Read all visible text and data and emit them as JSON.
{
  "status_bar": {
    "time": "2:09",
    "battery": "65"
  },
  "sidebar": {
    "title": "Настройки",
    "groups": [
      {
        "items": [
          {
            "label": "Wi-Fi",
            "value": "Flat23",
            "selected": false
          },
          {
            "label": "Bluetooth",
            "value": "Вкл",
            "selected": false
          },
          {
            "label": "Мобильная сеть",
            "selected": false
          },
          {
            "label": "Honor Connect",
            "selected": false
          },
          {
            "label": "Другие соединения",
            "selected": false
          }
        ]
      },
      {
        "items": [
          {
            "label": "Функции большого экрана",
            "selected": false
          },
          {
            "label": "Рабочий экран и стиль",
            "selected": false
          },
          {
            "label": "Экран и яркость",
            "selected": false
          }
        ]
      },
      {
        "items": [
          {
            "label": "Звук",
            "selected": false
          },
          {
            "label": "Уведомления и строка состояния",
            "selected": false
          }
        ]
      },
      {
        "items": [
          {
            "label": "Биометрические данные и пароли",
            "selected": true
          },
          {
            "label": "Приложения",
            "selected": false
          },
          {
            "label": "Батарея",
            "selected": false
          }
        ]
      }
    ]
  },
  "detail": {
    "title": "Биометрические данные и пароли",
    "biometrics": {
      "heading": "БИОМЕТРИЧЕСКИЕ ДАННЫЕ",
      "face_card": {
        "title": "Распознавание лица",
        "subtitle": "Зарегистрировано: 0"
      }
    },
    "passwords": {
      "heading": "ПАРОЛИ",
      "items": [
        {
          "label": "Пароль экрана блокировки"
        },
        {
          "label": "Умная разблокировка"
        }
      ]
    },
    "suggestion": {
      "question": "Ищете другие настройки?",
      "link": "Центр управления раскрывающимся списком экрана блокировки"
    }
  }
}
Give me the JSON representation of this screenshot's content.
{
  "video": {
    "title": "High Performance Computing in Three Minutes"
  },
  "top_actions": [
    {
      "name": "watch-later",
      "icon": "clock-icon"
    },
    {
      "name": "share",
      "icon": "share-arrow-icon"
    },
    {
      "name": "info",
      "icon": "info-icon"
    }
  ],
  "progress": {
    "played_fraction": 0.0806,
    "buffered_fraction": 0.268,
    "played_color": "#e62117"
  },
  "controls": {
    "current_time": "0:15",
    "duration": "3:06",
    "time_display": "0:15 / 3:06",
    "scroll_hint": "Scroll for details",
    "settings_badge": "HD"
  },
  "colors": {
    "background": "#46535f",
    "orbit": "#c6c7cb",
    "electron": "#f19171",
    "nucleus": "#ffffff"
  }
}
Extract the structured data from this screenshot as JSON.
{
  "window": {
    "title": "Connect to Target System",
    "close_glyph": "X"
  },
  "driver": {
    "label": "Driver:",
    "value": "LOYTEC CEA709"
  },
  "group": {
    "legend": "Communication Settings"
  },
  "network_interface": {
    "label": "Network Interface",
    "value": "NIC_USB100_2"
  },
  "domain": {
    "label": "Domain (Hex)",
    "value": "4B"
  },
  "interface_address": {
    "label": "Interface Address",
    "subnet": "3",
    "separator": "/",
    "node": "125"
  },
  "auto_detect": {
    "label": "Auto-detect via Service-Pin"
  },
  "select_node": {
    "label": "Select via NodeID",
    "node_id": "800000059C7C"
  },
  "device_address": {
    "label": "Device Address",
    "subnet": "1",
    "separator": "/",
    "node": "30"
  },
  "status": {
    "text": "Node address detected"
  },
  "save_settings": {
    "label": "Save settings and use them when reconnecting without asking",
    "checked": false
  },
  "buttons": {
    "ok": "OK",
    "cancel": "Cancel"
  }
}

Written instruction » Find every line with "name" in the listing and state how many there are, nothing else.

Response for this exercise » 3